═══ DATA TO USE

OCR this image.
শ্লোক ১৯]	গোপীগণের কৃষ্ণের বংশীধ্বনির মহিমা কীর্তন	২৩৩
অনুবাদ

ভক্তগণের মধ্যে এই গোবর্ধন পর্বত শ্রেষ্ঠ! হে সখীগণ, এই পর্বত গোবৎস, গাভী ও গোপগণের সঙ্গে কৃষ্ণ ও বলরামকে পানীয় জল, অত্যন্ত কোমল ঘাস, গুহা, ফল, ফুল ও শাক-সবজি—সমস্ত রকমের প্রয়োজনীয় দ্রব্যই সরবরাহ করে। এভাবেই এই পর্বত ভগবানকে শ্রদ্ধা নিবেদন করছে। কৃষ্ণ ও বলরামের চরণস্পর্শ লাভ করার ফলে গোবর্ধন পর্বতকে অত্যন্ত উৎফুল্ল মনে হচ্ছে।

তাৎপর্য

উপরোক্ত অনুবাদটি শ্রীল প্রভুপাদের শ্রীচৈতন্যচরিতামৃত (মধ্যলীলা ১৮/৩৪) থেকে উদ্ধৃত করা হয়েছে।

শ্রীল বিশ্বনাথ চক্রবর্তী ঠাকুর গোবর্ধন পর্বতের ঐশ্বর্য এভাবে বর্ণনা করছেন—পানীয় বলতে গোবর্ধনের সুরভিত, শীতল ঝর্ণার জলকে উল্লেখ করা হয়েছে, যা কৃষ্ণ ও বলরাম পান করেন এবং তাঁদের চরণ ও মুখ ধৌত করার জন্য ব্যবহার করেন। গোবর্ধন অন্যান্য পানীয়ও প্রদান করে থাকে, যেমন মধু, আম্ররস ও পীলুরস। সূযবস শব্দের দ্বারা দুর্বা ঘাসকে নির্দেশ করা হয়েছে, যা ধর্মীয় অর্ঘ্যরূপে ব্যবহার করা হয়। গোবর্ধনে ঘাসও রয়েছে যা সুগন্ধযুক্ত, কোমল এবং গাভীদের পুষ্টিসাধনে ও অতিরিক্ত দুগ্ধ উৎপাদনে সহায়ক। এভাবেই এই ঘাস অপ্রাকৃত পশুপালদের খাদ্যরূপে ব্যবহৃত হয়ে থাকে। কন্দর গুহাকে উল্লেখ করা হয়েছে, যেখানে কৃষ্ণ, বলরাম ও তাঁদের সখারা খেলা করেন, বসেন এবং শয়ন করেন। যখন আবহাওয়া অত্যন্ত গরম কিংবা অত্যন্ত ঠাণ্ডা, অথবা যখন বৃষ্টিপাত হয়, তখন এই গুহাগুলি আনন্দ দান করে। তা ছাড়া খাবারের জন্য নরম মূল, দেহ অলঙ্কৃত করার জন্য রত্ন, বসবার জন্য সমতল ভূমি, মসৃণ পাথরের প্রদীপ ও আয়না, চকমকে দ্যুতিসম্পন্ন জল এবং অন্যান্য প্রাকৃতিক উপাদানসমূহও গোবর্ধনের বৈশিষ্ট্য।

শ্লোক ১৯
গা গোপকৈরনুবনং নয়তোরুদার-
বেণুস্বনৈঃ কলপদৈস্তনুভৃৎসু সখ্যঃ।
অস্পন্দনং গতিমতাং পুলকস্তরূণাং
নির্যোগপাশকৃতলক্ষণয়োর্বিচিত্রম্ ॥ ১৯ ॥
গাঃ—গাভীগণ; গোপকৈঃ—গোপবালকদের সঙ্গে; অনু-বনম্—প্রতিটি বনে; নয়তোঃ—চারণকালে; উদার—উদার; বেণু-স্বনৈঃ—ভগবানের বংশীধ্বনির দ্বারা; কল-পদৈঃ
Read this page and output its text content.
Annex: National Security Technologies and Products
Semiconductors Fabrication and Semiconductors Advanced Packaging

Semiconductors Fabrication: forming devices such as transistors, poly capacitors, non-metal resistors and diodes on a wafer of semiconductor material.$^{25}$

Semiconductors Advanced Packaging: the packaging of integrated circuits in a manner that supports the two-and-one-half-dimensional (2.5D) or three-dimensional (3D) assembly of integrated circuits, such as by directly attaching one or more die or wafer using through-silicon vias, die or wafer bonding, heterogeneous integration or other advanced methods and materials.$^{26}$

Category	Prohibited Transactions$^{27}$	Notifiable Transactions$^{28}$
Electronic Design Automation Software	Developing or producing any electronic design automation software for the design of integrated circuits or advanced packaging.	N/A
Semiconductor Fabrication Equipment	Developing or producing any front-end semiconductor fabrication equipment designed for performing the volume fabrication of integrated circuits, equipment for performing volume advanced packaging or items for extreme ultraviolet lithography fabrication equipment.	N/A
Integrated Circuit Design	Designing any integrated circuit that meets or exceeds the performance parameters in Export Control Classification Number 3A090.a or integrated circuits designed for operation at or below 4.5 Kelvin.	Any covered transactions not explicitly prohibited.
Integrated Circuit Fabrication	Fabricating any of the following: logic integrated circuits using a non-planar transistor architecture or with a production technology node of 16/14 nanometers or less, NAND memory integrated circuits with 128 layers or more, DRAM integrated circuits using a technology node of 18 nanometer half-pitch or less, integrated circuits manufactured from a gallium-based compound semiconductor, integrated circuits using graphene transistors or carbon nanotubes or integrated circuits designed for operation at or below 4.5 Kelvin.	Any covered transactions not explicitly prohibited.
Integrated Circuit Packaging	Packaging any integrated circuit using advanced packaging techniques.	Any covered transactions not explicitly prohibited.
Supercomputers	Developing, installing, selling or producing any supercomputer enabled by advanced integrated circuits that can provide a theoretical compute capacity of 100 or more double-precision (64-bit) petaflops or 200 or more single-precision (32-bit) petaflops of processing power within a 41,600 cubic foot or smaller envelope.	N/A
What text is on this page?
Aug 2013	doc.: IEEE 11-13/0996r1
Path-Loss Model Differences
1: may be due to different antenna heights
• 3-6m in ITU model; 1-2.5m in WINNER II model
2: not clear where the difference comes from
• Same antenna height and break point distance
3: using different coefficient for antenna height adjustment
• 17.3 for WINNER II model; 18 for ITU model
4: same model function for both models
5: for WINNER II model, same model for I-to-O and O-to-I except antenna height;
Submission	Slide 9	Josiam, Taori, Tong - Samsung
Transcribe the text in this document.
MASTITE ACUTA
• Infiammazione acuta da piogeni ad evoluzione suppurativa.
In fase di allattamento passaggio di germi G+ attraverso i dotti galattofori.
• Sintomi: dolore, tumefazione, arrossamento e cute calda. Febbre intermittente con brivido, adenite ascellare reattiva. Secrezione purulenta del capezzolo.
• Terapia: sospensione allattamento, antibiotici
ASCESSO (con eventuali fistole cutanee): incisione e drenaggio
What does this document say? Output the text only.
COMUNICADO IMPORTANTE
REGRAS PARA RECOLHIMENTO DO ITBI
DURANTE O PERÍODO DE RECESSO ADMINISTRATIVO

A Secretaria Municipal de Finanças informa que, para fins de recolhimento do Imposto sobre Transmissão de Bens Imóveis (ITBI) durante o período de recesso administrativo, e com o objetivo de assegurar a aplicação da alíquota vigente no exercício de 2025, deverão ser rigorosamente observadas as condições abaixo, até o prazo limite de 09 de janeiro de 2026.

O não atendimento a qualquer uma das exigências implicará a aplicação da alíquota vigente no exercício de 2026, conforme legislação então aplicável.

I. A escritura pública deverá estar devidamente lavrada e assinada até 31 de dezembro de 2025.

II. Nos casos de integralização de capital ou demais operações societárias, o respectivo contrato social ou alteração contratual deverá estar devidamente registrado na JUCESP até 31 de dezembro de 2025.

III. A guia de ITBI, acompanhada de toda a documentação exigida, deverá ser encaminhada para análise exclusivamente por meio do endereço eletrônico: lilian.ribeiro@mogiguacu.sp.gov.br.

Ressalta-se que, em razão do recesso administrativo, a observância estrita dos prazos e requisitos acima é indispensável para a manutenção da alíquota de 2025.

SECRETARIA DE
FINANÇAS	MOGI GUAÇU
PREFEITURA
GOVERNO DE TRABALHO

══════

**YOUR TASK**
State the number of lines in the records that include "dezembro", and write nothing else.

**COMPLETE OUTPUT**
2